* Goal *
Find the lines holding "status" and copy them.
________________
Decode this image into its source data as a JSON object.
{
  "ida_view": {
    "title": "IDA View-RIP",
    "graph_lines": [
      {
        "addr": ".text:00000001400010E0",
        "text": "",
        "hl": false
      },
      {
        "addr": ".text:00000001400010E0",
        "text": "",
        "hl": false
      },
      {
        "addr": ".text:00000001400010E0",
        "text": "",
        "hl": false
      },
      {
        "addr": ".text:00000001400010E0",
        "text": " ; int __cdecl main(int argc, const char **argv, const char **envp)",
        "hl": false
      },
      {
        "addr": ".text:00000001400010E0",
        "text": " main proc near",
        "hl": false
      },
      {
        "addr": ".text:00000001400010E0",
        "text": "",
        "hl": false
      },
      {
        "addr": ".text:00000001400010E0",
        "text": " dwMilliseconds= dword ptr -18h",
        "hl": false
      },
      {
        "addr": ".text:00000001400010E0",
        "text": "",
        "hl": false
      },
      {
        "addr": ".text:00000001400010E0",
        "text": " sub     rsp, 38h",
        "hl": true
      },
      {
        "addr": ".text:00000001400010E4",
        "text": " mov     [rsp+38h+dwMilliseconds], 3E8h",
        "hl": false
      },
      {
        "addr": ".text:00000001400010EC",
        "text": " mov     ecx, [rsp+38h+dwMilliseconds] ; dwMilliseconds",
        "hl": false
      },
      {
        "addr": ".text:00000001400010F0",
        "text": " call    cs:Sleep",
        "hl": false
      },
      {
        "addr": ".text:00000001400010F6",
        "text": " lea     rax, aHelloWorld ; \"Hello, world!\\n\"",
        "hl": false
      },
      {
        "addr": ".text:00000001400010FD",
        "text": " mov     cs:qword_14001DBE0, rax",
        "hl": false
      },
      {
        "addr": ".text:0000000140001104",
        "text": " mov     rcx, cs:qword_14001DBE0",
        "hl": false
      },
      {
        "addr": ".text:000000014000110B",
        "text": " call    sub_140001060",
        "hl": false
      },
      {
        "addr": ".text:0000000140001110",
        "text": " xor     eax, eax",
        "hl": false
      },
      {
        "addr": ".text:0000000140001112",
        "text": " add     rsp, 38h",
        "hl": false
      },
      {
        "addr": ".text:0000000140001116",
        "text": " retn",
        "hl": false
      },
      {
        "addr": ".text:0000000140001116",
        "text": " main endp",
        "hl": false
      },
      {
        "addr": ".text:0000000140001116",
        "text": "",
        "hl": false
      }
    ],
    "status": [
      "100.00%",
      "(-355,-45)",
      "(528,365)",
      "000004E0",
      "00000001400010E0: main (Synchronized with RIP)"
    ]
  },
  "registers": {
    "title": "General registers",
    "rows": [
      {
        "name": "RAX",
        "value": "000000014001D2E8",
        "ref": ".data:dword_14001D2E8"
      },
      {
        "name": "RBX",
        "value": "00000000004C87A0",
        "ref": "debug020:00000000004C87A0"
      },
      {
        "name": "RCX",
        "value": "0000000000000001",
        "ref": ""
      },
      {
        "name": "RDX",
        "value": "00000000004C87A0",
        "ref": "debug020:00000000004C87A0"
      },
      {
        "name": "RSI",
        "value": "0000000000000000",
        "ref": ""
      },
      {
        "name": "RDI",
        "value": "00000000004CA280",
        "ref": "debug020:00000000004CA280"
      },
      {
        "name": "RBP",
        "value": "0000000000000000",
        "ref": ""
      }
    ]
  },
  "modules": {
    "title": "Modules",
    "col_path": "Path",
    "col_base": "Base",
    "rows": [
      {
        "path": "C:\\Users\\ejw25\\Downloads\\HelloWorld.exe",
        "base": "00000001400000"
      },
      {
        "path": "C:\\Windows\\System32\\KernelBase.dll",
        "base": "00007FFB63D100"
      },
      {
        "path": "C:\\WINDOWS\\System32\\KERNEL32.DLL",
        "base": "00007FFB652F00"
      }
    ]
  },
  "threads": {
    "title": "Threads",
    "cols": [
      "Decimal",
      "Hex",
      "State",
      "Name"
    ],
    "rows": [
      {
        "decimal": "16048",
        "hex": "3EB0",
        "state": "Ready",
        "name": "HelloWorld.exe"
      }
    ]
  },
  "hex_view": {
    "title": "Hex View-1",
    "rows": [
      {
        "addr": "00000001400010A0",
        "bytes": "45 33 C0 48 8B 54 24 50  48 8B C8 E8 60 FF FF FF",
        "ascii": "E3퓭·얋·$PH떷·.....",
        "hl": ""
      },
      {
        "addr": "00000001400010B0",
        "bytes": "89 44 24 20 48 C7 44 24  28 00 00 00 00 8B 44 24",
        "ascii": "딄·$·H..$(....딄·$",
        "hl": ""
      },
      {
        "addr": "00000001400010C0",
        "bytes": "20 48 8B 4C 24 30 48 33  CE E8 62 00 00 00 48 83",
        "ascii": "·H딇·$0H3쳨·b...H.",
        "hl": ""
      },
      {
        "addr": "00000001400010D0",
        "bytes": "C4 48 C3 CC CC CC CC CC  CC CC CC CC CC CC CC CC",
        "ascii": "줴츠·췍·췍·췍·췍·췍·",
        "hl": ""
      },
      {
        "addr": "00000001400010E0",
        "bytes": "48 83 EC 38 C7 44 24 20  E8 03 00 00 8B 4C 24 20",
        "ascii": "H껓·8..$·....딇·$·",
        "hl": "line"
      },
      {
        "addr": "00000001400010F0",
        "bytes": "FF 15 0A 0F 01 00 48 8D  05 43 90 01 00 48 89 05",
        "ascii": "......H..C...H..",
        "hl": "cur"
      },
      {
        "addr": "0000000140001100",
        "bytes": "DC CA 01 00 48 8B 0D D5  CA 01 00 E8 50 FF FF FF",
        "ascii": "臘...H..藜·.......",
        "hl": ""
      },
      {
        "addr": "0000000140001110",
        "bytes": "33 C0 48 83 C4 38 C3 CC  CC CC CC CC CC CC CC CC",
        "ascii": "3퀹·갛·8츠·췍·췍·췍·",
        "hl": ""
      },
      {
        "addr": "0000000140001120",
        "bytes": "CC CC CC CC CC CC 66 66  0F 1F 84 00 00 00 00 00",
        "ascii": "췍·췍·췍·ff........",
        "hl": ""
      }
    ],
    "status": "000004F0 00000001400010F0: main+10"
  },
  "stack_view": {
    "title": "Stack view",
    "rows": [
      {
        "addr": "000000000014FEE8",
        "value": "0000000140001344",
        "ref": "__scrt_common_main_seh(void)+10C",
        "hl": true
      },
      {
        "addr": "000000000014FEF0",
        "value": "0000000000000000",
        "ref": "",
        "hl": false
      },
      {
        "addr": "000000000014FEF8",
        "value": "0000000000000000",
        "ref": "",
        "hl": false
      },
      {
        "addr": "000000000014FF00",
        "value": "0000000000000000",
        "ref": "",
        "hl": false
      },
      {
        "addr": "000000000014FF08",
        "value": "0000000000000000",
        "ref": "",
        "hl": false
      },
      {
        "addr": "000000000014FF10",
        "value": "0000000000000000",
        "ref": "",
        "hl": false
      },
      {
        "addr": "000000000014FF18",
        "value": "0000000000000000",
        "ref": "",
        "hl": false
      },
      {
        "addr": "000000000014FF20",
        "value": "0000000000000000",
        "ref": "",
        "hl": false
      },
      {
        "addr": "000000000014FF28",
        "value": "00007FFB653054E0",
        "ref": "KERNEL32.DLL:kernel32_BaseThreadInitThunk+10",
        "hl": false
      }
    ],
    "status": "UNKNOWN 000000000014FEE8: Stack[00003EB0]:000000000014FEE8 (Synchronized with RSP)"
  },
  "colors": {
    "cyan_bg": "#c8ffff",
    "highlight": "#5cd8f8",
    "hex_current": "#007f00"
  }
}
________________
* Solution *
    "status": [
    "status": "000004F0 00000001400010F0: main+10"
    "status": "UNKNOWN 000000000014FEE8: Stack[00003EB0]:000000000014FEE8 (Synchronized with RSP)"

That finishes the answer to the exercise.